GIVEN INSTRUCTION:
Would you restate all the data that follows, word for word?

DATA LISTING:

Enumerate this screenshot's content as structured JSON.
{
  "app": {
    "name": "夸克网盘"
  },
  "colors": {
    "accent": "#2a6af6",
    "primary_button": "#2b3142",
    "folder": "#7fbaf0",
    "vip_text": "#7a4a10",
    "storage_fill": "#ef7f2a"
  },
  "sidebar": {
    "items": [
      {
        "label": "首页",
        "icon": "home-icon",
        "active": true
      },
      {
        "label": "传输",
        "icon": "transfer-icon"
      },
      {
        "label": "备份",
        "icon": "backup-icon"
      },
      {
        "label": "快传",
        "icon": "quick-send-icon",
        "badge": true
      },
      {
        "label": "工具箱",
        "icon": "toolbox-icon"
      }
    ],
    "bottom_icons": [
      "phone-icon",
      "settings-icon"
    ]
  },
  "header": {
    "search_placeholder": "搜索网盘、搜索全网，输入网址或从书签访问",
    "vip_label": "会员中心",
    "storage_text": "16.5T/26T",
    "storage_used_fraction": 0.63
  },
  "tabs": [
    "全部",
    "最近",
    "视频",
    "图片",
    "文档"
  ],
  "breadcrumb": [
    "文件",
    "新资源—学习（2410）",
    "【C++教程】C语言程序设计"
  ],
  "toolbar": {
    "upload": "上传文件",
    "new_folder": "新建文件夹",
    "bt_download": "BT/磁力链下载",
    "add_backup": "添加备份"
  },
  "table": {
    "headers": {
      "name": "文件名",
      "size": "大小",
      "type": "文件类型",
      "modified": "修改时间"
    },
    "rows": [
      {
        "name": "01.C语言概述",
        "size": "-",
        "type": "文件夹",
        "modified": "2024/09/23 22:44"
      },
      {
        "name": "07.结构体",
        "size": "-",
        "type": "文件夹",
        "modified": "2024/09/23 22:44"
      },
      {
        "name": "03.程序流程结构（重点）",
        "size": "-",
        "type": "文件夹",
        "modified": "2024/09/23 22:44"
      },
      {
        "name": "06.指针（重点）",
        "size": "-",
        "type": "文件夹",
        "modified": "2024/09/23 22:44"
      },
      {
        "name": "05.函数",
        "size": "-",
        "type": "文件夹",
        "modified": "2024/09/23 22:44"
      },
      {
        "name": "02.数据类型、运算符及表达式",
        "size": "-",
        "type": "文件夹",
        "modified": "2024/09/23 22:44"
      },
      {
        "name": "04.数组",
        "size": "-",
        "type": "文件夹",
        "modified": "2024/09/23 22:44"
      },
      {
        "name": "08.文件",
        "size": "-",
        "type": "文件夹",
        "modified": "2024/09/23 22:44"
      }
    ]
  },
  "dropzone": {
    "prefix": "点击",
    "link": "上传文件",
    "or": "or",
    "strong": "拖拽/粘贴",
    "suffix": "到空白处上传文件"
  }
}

RESPONSE TO THE TASK:
Enumerate this screenshot's content as structured JSON.
{
  "app": {
    "name": "夸克网盘"
  },
  "colors": {
    "accent": "#2a6af6",
    "primary_button": "#2b3142",
    "folder": "#7fbaf0",
    "vip_text": "#7a4a10",
    "storage_fill": "#ef7f2a"
  },
  "sidebar": {
    "items": [
      {
        "label": "首页",
        "icon": "home-icon",
        "active": true
      },
      {
        "label": "传输",
        "icon": "transfer-icon"
      },
      {
        "label": "备份",
        "icon": "backup-icon"
      },
      {
        "label": "快传",
        "icon": "quick-send-icon",
        "badge": true
      },
      {
        "label": "工具箱",
        "icon": "toolbox-icon"
      }
    ],
    "bottom_icons": [
      "phone-icon",
      "settings-icon"
    ]
  },
  "header": {
    "search_placeholder": "搜索网盘、搜索全网，输入网址或从书签访问",
    "vip_label": "会员中心",
    "storage_text": "16.5T/26T",
    "storage_used_fraction": 0.63
  },
  "tabs": [
    "全部",
    "最近",
    "视频",
    "图片",
    "文档"
  ],
  "breadcrumb": [
    "文件",
    "新资源—学习（2410）",
    "【C++教程】C语言程序设计"
  ],
  "toolbar": {
    "upload": "上传文件",
    "new_folder": "新建文件夹",
    "bt_download": "BT/磁力链下载",
    "add_backup": "添加备份"
  },
  "table": {
    "headers": {
      "name": "文件名",
      "size": "大小",
      "type": "文件类型",
      "modified": "修改时间"
    },
    "rows": [
      {
        "name": "01.C语言概述",
        "size": "-",
        "type": "文件夹",
        "modified": "2024/09/23 22:44"
      },
      {
        "name": "07.结构体",
        "size": "-",
        "type": "文件夹",
        "modified": "2024/09/23 22:44"
      },
      {
        "name": "03.程序流程结构（重点）",
        "size": "-",
        "type": "文件夹",
        "modified": "2024/09/23 22:44"
      },
      {
        "name": "06.指针（重点）",
        "size": "-",
        "type": "文件夹",
        "modified": "2024/09/23 22:44"
      },
      {
        "name": "05.函数",
        "size": "-",
        "type": "文件夹",
        "modified": "2024/09/23 22:44"
      },
      {
        "name": "02.数据类型、运算符及表达式",
        "size": "-",
        "type": "文件夹",
        "modified": "2024/09/23 22:44"
      },
      {
        "name": "04.数组",
        "size": "-",
        "type": "文件夹",
        "modified": "2024/09/23 22:44"
      },
      {
        "name": "08.文件",
        "size": "-",
        "type": "文件夹",
        "modified": "2024/09/23 22:44"
      }
    ]
  },
  "dropzone": {
    "prefix": "点击",
    "link": "上传文件",
    "or": "or",
    "strong": "拖拽/粘贴",
    "suffix": "到空白处上传文件"
  }
}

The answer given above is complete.